→ **Problem to solve**: Leave out the pictures and reproduce all of the data exactly.

→ **The records**:
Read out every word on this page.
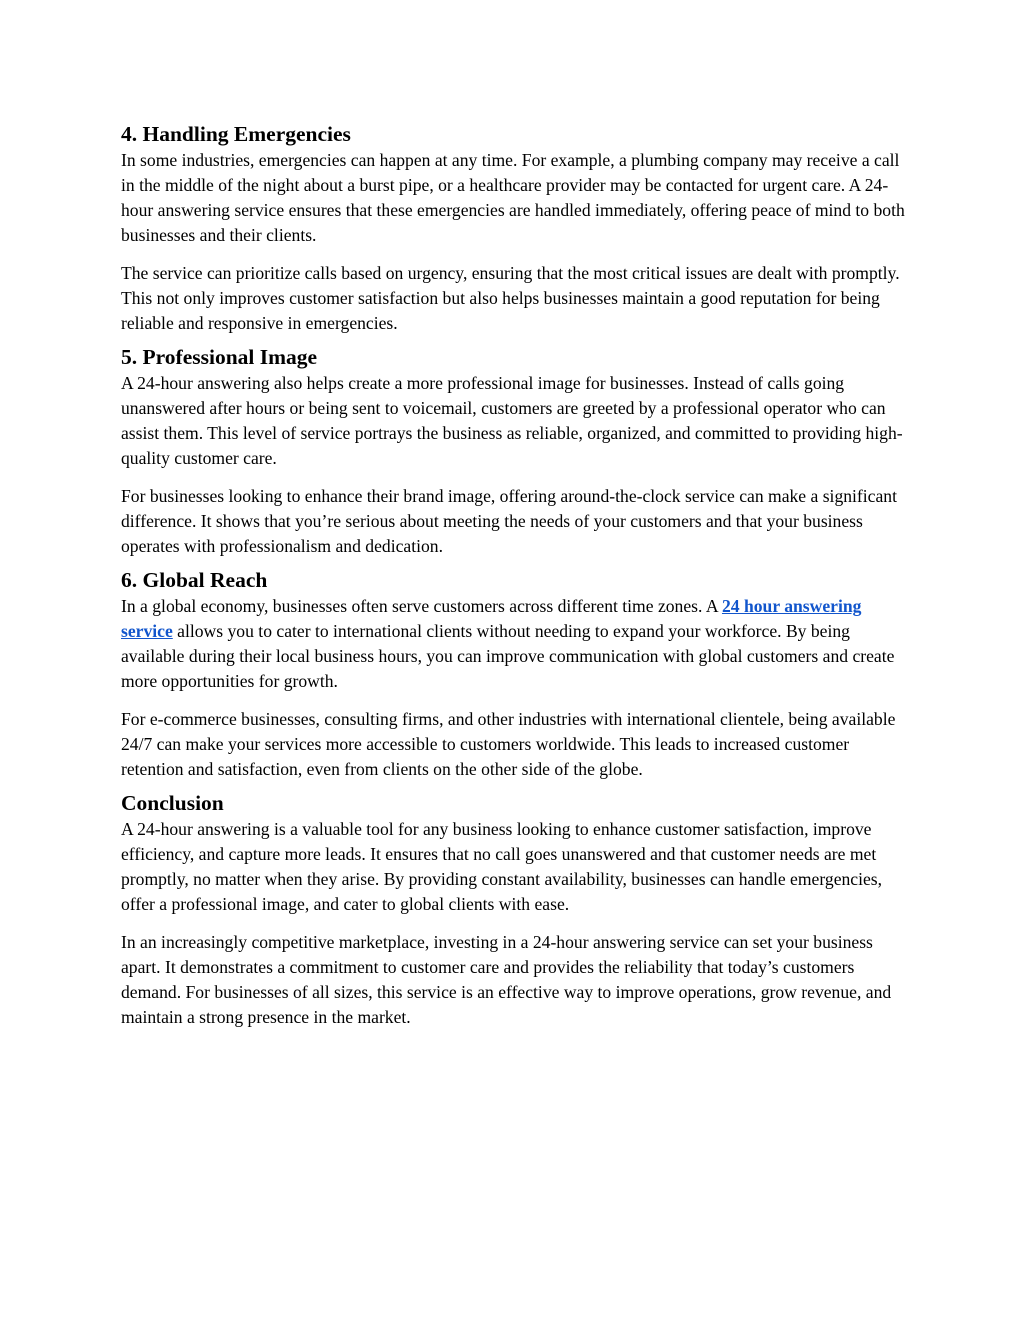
4. Handling Emergencies

In some industries, emergencies can happen at any time. For example, a plumbing company may receive a call in the middle of the night about a burst pipe, or a healthcare provider may be contacted for urgent care. A 24-hour answering service ensures that these emergencies are handled immediately, offering peace of mind to both businesses and their clients.

The service can prioritize calls based on urgency, ensuring that the most critical issues are dealt with promptly. This not only improves customer satisfaction but also helps businesses maintain a good reputation for being reliable and responsive in emergencies.

5. Professional Image

A 24-hour answering also helps create a more professional image for businesses. Instead of calls going unanswered after hours or being sent to voicemail, customers are greeted by a professional operator who can assist them. This level of service portrays the business as reliable, organized, and committed to providing high-quality customer care.

For businesses looking to enhance their brand image, offering around-the-clock service can make a significant difference. It shows that you’re serious about meeting the needs of your customers and that your business operates with professionalism and dedication.

6. Global Reach

In a global economy, businesses often serve customers across different time zones. A 24 hour answering service allows you to cater to international clients without needing to expand your workforce. By being available during their local business hours, you can improve communication with global customers and create more opportunities for growth.

For e-commerce businesses, consulting firms, and other industries with international clientele, being available 24/7 can make your services more accessible to customers worldwide. This leads to increased customer retention and satisfaction, even from clients on the other side of the globe.

Conclusion

A 24-hour answering is a valuable tool for any business looking to enhance customer satisfaction, improve efficiency, and capture more leads. It ensures that no call goes unanswered and that customer needs are met promptly, no matter when they arise. By providing constant availability, businesses can handle emergencies, offer a professional image, and cater to global clients with ease.

In an increasingly competitive marketplace, investing in a 24-hour answering service can set your business apart. It demonstrates a commitment to customer care and provides the reliability that today’s customers demand. For businesses of all sizes, this service is an effective way to improve operations, grow revenue, and maintain a strong presence in the market.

→ **Response below**:
Read out every word on this page.
4. Handling Emergencies

In some industries, emergencies can happen at any time. For example, a plumbing company may receive a call in the middle of the night about a burst pipe, or a healthcare provider may be contacted for urgent care. A 24-hour answering service ensures that these emergencies are handled immediately, offering peace of mind to both businesses and their clients.

The service can prioritize calls based on urgency, ensuring that the most critical issues are dealt with promptly. This not only improves customer satisfaction but also helps businesses maintain a good reputation for being reliable and responsive in emergencies.

5. Professional Image

A 24-hour answering also helps create a more professional image for businesses. Instead of calls going unanswered after hours or being sent to voicemail, customers are greeted by a professional operator who can assist them. This level of service portrays the business as reliable, organized, and committed to providing high-quality customer care.

For businesses looking to enhance their brand image, offering around-the-clock service can make a significant difference. It shows that you’re serious about meeting the needs of your customers and that your business operates with professionalism and dedication.

6. Global Reach

In a global economy, businesses often serve customers across different time zones. A 24 hour answering service allows you to cater to international clients without needing to expand your workforce. By being available during their local business hours, you can improve communication with global customers and create more opportunities for growth.

For e-commerce businesses, consulting firms, and other industries with international clientele, being available 24/7 can make your services more accessible to customers worldwide. This leads to increased customer retention and satisfaction, even from clients on the other side of the globe.

Conclusion

A 24-hour answering is a valuable tool for any business looking to enhance customer satisfaction, improve efficiency, and capture more leads. It ensures that no call goes unanswered and that customer needs are met promptly, no matter when they arise. By providing constant availability, businesses can handle emergencies, offer a professional image, and cater to global clients with ease.

In an increasingly competitive marketplace, investing in a 24-hour answering service can set your business apart. It demonstrates a commitment to customer care and provides the reliability that today’s customers demand. For businesses of all sizes, this service is an effective way to improve operations, grow revenue, and maintain a strong presence in the market.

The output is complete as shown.